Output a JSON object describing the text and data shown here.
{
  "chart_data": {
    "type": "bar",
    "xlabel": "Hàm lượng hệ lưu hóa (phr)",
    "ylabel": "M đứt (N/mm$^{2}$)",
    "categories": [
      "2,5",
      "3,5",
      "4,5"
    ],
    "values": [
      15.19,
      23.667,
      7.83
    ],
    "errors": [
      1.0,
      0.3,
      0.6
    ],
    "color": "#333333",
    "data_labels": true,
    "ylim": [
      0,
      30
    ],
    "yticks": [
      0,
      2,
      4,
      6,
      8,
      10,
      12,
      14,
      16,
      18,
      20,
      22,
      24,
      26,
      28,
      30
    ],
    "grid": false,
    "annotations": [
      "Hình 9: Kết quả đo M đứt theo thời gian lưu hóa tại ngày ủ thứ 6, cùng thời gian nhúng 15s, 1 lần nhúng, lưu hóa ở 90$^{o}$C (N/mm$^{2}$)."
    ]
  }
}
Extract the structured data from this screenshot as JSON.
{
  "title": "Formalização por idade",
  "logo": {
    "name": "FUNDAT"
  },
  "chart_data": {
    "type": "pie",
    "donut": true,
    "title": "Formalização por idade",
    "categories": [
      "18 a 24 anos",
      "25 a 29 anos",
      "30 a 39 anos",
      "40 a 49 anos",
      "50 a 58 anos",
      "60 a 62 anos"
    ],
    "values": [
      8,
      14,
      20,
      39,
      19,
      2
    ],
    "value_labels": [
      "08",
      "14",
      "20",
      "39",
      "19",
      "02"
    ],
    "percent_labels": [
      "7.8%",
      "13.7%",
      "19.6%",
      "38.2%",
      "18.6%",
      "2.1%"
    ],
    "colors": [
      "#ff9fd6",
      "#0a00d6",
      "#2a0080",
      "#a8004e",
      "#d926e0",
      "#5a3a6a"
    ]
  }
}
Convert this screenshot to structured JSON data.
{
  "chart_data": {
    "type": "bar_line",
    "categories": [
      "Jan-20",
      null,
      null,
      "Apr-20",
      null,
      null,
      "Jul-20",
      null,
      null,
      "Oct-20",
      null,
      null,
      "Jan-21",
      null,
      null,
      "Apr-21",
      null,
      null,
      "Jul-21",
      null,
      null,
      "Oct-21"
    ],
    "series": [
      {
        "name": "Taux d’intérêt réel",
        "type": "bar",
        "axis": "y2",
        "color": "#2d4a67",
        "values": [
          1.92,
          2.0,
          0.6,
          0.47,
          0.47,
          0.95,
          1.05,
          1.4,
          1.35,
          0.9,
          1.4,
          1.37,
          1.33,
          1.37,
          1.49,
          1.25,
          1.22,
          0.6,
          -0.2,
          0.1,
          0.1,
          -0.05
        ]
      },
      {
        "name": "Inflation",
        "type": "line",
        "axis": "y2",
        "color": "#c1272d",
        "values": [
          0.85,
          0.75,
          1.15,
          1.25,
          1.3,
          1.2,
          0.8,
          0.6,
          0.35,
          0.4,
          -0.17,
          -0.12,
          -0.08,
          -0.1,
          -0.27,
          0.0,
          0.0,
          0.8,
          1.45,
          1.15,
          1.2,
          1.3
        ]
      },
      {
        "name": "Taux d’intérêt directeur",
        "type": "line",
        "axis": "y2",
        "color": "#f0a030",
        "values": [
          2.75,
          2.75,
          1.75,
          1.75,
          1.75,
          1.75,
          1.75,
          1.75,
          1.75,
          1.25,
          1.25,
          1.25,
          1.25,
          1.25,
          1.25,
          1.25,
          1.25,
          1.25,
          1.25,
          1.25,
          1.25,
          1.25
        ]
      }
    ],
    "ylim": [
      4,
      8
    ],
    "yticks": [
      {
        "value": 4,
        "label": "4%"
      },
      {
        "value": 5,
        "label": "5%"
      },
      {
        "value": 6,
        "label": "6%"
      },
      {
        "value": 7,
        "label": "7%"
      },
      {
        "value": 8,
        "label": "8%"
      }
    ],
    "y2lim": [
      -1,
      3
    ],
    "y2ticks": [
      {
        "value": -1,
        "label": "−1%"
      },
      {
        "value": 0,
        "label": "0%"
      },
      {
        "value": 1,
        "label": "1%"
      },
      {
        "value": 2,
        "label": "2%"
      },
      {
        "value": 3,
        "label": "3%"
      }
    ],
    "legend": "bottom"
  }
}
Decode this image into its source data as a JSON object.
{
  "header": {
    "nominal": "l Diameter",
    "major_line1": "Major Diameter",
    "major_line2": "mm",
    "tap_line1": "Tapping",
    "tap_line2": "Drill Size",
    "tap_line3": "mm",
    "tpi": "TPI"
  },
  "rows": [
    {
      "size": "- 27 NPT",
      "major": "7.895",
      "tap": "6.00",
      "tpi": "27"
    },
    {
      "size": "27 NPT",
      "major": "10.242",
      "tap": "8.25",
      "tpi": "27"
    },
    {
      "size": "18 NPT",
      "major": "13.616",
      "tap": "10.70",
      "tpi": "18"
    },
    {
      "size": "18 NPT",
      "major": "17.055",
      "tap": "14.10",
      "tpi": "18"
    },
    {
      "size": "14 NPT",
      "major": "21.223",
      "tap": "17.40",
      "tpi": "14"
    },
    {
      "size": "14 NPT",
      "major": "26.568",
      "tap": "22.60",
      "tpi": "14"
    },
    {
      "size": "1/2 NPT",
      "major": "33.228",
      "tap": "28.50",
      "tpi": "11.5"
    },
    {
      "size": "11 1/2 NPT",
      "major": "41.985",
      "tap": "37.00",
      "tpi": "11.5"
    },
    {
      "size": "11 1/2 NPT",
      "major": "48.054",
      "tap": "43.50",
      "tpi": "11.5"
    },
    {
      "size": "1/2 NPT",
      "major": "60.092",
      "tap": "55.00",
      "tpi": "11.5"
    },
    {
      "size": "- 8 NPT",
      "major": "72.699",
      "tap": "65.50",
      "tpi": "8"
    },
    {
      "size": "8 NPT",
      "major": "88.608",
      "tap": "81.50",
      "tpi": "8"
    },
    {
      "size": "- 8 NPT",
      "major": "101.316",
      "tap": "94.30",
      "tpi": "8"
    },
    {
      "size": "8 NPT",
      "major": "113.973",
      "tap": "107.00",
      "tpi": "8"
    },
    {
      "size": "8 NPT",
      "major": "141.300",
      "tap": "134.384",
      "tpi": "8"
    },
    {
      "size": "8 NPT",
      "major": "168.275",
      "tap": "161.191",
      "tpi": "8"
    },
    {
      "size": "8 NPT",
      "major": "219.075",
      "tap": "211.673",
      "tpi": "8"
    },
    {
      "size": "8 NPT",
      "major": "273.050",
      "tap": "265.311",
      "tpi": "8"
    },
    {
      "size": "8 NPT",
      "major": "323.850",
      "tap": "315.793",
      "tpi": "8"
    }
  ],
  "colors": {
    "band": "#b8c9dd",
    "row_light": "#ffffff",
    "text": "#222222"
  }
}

####

## Exercise directions
Write out the data again, exactly and in full.

## Result for this task
Output a JSON object describing the text and data shown here.
{
  "chart_data": {
    "type": "bar",
    "xlabel": "Hàm lượng hệ lưu hóa (phr)",
    "ylabel": "M đứt (N/mm$^{2}$)",
    "categories": [
      "2,5",
      "3,5",
      "4,5"
    ],
    "values": [
      15.19,
      23.667,
      7.83
    ],
    "errors": [
      1.0,
      0.3,
      0.6
    ],
    "color": "#333333",
    "data_labels": true,
    "ylim": [
      0,
      30
    ],
    "yticks": [
      0,
      2,
      4,
      6,
      8,
      10,
      12,
      14,
      16,
      18,
      20,
      22,
      24,
      26,
      28,
      30
    ],
    "grid": false,
    "annotations": [
      "Hình 9: Kết quả đo M đứt theo thời gian lưu hóa tại ngày ủ thứ 6, cùng thời gian nhúng 15s, 1 lần nhúng, lưu hóa ở 90$^{o}$C (N/mm$^{2}$)."
    ]
  }
}
Extract the structured data from this screenshot as JSON.
{
  "title": "Formalização por idade",
  "logo": {
    "name": "FUNDAT"
  },
  "chart_data": {
    "type": "pie",
    "donut": true,
    "title": "Formalização por idade",
    "categories": [
      "18 a 24 anos",
      "25 a 29 anos",
      "30 a 39 anos",
      "40 a 49 anos",
      "50 a 58 anos",
      "60 a 62 anos"
    ],
    "values": [
      8,
      14,
      20,
      39,
      19,
      2
    ],
    "value_labels": [
      "08",
      "14",
      "20",
      "39",
      "19",
      "02"
    ],
    "percent_labels": [
      "7.8%",
      "13.7%",
      "19.6%",
      "38.2%",
      "18.6%",
      "2.1%"
    ],
    "colors": [
      "#ff9fd6",
      "#0a00d6",
      "#2a0080",
      "#a8004e",
      "#d926e0",
      "#5a3a6a"
    ]
  }
}
Convert this screenshot to structured JSON data.
{
  "chart_data": {
    "type": "bar_line",
    "categories": [
      "Jan-20",
      null,
      null,
      "Apr-20",
      null,
      null,
      "Jul-20",
      null,
      null,
      "Oct-20",
      null,
      null,
      "Jan-21",
      null,
      null,
      "Apr-21",
      null,
      null,
      "Jul-21",
      null,
      null,
      "Oct-21"
    ],
    "series": [
      {
        "name": "Taux d’intérêt réel",
        "type": "bar",
        "axis": "y2",
        "color": "#2d4a67",
        "values": [
          1.92,
          2.0,
          0.6,
          0.47,
          0.47,
          0.95,
          1.05,
          1.4,
          1.35,
          0.9,
          1.4,
          1.37,
          1.33,
          1.37,
          1.49,
          1.25,
          1.22,
          0.6,
          -0.2,
          0.1,
          0.1,
          -0.05
        ]
      },
      {
        "name": "Inflation",
        "type": "line",
        "axis": "y2",
        "color": "#c1272d",
        "values": [
          0.85,
          0.75,
          1.15,
          1.25,
          1.3,
          1.2,
          0.8,
          0.6,
          0.35,
          0.4,
          -0.17,
          -0.12,
          -0.08,
          -0.1,
          -0.27,
          0.0,
          0.0,
          0.8,
          1.45,
          1.15,
          1.2,
          1.3
        ]
      },
      {
        "name": "Taux d’intérêt directeur",
        "type": "line",
        "axis": "y2",
        "color": "#f0a030",
        "values": [
          2.75,
          2.75,
          1.75,
          1.75,
          1.75,
          1.75,
          1.75,
          1.75,
          1.75,
          1.25,
          1.25,
          1.25,
          1.25,
          1.25,
          1.25,
          1.25,
          1.25,
          1.25,
          1.25,
          1.25,
          1.25,
          1.25
        ]
      }
    ],
    "ylim": [
      4,
      8
    ],
    "yticks": [
      {
        "value": 4,
        "label": "4%"
      },
      {
        "value": 5,
        "label": "5%"
      },
      {
        "value": 6,
        "label": "6%"
      },
      {
        "value": 7,
        "label": "7%"
      },
      {
        "value": 8,
        "label": "8%"
      }
    ],
    "y2lim": [
      -1,
      3
    ],
    "y2ticks": [
      {
        "value": -1,
        "label": "−1%"
      },
      {
        "value": 0,
        "label": "0%"
      },
      {
        "value": 1,
        "label": "1%"
      },
      {
        "value": 2,
        "label": "2%"
      },
      {
        "value": 3,
        "label": "3%"
      }
    ],
    "legend": "bottom"
  }
}
Decode this image into its source data as a JSON object.
{
  "header": {
    "nominal": "l Diameter",
    "major_line1": "Major Diameter",
    "major_line2": "mm",
    "tap_line1": "Tapping",
    "tap_line2": "Drill Size",
    "tap_line3": "mm",
    "tpi": "TPI"
  },
  "rows": [
    {
      "size": "- 27 NPT",
      "major": "7.895",
      "tap": "6.00",
      "tpi": "27"
    },
    {
      "size": "27 NPT",
      "major": "10.242",
      "tap": "8.25",
      "tpi": "27"
    },
    {
      "size": "18 NPT",
      "major": "13.616",
      "tap": "10.70",
      "tpi": "18"
    },
    {
      "size": "18 NPT",
      "major": "17.055",
      "tap": "14.10",
      "tpi": "18"
    },
    {
      "size": "14 NPT",
      "major": "21.223",
      "tap": "17.40",
      "tpi": "14"
    },
    {
      "size": "14 NPT",
      "major": "26.568",
      "tap": "22.60",
      "tpi": "14"
    },
    {
      "size": "1/2 NPT",
      "major": "33.228",
      "tap": "28.50",
      "tpi": "11.5"
    },
    {
      "size": "11 1/2 NPT",
      "major": "41.985",
      "tap": "37.00",
      "tpi": "11.5"
    },
    {
      "size": "11 1/2 NPT",
      "major": "48.054",
      "tap": "43.50",
      "tpi": "11.5"
    },
    {
      "size": "1/2 NPT",
      "major": "60.092",
      "tap": "55.00",
      "tpi": "11.5"
    },
    {
      "size": "- 8 NPT",
      "major": "72.699",
      "tap": "65.50",
      "tpi": "8"
    },
    {
      "size": "8 NPT",
      "major": "88.608",
      "tap": "81.50",
      "tpi": "8"
    },
    {
      "size": "- 8 NPT",
      "major": "101.316",
      "tap": "94.30",
      "tpi": "8"
    },
    {
      "size": "8 NPT",
      "major": "113.973",
      "tap": "107.00",
      "tpi": "8"
    },
    {
      "size": "8 NPT",
      "major": "141.300",
      "tap": "134.384",
      "tpi": "8"
    },
    {
      "size": "8 NPT",
      "major": "168.275",
      "tap": "161.191",
      "tpi": "8"
    },
    {
      "size": "8 NPT",
      "major": "219.075",
      "tap": "211.673",
      "tpi": "8"
    },
    {
      "size": "8 NPT",
      "major": "273.050",
      "tap": "265.311",
      "tpi": "8"
    },
    {
      "size": "8 NPT",
      "major": "323.850",
      "tap": "315.793",
      "tpi": "8"
    }
  ],
  "colors": {
    "band": "#b8c9dd",
    "row_light": "#ffffff",
    "text": "#222222"
  }
}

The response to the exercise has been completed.